#### Dataset items

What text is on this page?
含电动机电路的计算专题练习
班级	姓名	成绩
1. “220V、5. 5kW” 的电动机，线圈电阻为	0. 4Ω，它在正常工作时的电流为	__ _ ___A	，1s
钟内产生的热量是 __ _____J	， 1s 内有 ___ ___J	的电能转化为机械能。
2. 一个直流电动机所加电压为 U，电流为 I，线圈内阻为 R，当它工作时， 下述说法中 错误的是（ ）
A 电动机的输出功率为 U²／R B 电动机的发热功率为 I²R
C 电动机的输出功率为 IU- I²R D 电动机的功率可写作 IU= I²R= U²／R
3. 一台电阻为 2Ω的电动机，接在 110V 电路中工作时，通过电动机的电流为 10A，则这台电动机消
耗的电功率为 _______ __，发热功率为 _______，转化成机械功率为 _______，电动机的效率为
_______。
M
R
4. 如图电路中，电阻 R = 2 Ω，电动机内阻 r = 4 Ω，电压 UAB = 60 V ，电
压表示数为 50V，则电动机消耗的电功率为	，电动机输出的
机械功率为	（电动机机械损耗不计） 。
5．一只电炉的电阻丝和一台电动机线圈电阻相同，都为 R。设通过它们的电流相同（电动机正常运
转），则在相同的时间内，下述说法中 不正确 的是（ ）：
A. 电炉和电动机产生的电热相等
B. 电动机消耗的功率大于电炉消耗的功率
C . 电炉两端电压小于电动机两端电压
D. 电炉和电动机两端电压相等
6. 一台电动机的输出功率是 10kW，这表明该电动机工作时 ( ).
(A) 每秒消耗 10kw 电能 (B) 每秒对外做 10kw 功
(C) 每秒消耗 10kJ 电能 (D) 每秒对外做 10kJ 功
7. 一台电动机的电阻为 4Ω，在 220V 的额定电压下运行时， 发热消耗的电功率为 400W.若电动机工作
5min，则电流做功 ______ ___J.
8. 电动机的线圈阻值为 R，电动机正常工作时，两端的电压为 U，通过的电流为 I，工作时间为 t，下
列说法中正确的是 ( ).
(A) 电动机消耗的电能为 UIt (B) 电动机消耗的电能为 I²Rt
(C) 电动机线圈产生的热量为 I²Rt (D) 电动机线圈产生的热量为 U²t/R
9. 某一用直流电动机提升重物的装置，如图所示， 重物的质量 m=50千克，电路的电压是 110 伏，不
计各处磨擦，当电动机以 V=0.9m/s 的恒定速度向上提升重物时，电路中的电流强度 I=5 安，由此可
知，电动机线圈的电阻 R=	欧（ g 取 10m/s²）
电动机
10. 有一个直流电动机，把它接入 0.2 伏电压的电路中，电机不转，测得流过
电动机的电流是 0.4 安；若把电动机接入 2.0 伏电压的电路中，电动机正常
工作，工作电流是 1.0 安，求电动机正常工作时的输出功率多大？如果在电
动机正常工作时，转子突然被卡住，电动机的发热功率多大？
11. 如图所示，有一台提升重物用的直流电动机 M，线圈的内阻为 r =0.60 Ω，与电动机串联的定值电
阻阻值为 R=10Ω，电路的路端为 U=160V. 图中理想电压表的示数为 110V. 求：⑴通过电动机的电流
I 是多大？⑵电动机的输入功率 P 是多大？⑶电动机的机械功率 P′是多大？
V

#### GIVEN REQUEST
Please output the entries above, every line exactly as it reads.

#### FINAL RESULT
What text is on this page?
含电动机电路的计算专题练习
班级	姓名	成绩
1. “220V、5. 5kW” 的电动机，线圈电阻为	0. 4Ω，它在正常工作时的电流为	__ _ ___A	，1s
钟内产生的热量是 __ _____J	， 1s 内有 ___ ___J	的电能转化为机械能。
2. 一个直流电动机所加电压为 U，电流为 I，线圈内阻为 R，当它工作时， 下述说法中 错误的是（ ）
A 电动机的输出功率为 U²／R B 电动机的发热功率为 I²R
C 电动机的输出功率为 IU- I²R D 电动机的功率可写作 IU= I²R= U²／R
3. 一台电阻为 2Ω的电动机，接在 110V 电路中工作时，通过电动机的电流为 10A，则这台电动机消
耗的电功率为 _______ __，发热功率为 _______，转化成机械功率为 _______，电动机的效率为
_______。
M
R
4. 如图电路中，电阻 R = 2 Ω，电动机内阻 r = 4 Ω，电压 UAB = 60 V ，电
压表示数为 50V，则电动机消耗的电功率为	，电动机输出的
机械功率为	（电动机机械损耗不计） 。
5．一只电炉的电阻丝和一台电动机线圈电阻相同，都为 R。设通过它们的电流相同（电动机正常运
转），则在相同的时间内，下述说法中 不正确 的是（ ）：
A. 电炉和电动机产生的电热相等
B. 电动机消耗的功率大于电炉消耗的功率
C . 电炉两端电压小于电动机两端电压
D. 电炉和电动机两端电压相等
6. 一台电动机的输出功率是 10kW，这表明该电动机工作时 ( ).
(A) 每秒消耗 10kw 电能 (B) 每秒对外做 10kw 功
(C) 每秒消耗 10kJ 电能 (D) 每秒对外做 10kJ 功
7. 一台电动机的电阻为 4Ω，在 220V 的额定电压下运行时， 发热消耗的电功率为 400W.若电动机工作
5min，则电流做功 ______ ___J.
8. 电动机的线圈阻值为 R，电动机正常工作时，两端的电压为 U，通过的电流为 I，工作时间为 t，下
列说法中正确的是 ( ).
(A) 电动机消耗的电能为 UIt (B) 电动机消耗的电能为 I²Rt
(C) 电动机线圈产生的热量为 I²Rt (D) 电动机线圈产生的热量为 U²t/R
9. 某一用直流电动机提升重物的装置，如图所示， 重物的质量 m=50千克，电路的电压是 110 伏，不
计各处磨擦，当电动机以 V=0.9m/s 的恒定速度向上提升重物时，电路中的电流强度 I=5 安，由此可
知，电动机线圈的电阻 R=	欧（ g 取 10m/s²）
电动机
10. 有一个直流电动机，把它接入 0.2 伏电压的电路中，电机不转，测得流过
电动机的电流是 0.4 安；若把电动机接入 2.0 伏电压的电路中，电动机正常
工作，工作电流是 1.0 安，求电动机正常工作时的输出功率多大？如果在电
动机正常工作时，转子突然被卡住，电动机的发热功率多大？
11. 如图所示，有一台提升重物用的直流电动机 M，线圈的内阻为 r =0.60 Ω，与电动机串联的定值电
阻阻值为 R=10Ω，电路的路端为 U=160V. 图中理想电压表的示数为 110V. 求：⑴通过电动机的电流
I 是多大？⑵电动机的输入功率 P 是多大？⑶电动机的机械功率 P′是多大？
V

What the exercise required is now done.